GIVEN TASK:
Copy every line of the records below that holds the word "percent".
# # #
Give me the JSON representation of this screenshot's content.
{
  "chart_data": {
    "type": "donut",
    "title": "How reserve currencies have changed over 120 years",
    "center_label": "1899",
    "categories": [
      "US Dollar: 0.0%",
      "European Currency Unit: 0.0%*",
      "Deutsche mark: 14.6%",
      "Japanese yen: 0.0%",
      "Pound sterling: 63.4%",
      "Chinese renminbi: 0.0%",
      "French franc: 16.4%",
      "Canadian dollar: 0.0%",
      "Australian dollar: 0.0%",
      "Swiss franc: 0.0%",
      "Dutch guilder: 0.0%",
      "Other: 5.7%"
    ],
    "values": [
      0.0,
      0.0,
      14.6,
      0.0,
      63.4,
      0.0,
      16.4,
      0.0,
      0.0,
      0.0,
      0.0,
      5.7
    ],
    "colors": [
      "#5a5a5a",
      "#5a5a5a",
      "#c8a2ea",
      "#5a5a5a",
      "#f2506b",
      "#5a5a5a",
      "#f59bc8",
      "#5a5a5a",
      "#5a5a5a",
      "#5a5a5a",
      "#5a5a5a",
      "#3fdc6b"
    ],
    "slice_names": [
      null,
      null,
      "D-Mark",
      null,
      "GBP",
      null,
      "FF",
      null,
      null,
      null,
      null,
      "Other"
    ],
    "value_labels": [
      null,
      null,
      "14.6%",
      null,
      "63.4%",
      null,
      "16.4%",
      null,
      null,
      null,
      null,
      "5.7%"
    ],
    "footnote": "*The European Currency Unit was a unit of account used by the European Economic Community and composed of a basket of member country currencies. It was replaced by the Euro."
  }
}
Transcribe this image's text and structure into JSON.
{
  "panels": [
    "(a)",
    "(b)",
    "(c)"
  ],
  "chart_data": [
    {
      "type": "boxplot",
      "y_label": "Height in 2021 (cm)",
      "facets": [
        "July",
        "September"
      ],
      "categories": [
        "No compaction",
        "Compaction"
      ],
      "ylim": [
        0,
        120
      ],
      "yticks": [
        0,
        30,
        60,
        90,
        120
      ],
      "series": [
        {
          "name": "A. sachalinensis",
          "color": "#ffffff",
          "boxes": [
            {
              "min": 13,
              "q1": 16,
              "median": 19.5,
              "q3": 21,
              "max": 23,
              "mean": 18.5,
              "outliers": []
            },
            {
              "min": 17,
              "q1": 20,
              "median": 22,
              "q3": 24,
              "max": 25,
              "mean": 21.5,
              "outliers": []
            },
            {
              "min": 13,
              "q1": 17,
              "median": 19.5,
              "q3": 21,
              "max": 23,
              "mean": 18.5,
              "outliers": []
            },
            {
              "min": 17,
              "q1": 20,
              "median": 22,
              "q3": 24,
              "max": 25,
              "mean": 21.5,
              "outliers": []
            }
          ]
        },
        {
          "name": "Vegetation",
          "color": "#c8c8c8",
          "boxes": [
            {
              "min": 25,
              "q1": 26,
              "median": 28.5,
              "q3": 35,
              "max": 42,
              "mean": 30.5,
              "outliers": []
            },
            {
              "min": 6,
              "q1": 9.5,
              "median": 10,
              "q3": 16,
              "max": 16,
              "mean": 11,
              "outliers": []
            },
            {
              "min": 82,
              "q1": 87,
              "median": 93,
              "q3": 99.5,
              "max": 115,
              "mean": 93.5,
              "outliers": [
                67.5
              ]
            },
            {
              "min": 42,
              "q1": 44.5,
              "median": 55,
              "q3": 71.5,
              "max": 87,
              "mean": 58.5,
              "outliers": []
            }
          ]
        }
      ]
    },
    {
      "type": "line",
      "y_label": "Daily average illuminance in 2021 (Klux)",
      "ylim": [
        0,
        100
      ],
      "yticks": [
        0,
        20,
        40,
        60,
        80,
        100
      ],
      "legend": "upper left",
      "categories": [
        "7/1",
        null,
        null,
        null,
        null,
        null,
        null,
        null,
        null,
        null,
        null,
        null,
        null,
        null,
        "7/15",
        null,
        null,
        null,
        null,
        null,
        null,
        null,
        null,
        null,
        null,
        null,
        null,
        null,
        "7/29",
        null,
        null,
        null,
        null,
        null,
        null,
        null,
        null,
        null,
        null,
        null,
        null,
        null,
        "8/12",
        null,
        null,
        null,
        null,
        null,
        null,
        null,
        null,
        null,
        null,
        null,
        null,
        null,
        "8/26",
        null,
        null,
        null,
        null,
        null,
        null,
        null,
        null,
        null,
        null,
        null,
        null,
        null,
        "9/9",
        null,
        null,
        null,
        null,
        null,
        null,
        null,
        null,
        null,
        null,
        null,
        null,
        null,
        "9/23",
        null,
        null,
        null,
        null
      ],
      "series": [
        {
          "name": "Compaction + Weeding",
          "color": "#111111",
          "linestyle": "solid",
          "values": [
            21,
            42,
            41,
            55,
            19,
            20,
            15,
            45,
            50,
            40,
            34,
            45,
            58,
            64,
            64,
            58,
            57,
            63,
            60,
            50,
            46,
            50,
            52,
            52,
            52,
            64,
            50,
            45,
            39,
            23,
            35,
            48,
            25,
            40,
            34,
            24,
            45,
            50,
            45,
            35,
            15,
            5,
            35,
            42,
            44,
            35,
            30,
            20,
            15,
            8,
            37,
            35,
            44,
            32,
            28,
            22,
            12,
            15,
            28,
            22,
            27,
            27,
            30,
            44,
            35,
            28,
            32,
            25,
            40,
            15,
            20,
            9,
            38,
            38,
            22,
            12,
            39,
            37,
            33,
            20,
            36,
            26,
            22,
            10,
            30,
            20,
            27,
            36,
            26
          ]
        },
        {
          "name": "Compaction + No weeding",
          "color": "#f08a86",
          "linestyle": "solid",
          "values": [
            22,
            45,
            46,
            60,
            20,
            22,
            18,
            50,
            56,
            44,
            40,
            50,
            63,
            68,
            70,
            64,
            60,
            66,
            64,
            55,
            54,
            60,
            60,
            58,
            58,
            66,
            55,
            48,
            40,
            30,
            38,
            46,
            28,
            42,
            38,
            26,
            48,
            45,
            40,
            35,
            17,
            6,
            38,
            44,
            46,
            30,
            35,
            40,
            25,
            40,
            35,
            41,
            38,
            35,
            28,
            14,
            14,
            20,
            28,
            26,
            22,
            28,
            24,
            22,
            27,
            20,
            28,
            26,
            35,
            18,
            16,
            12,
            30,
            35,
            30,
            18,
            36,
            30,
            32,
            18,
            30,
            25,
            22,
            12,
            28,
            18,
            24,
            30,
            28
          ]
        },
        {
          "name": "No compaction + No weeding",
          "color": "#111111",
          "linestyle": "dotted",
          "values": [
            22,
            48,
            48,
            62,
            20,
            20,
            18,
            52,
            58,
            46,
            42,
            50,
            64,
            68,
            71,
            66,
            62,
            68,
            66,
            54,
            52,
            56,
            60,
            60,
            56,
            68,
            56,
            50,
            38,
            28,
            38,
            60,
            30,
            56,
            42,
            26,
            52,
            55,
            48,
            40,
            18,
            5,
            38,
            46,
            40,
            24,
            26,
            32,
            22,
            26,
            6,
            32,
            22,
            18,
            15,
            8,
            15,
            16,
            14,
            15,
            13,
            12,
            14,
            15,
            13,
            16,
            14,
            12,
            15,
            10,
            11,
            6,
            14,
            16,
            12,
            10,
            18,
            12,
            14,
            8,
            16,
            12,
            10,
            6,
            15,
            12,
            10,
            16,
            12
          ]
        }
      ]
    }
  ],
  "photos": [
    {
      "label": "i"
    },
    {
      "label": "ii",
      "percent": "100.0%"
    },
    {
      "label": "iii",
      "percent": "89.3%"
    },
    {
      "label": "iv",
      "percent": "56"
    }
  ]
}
# # #
WRITTEN RESPONSE:
      "percent": "100.0%"
      "percent": "89.3%"
      "percent": "56"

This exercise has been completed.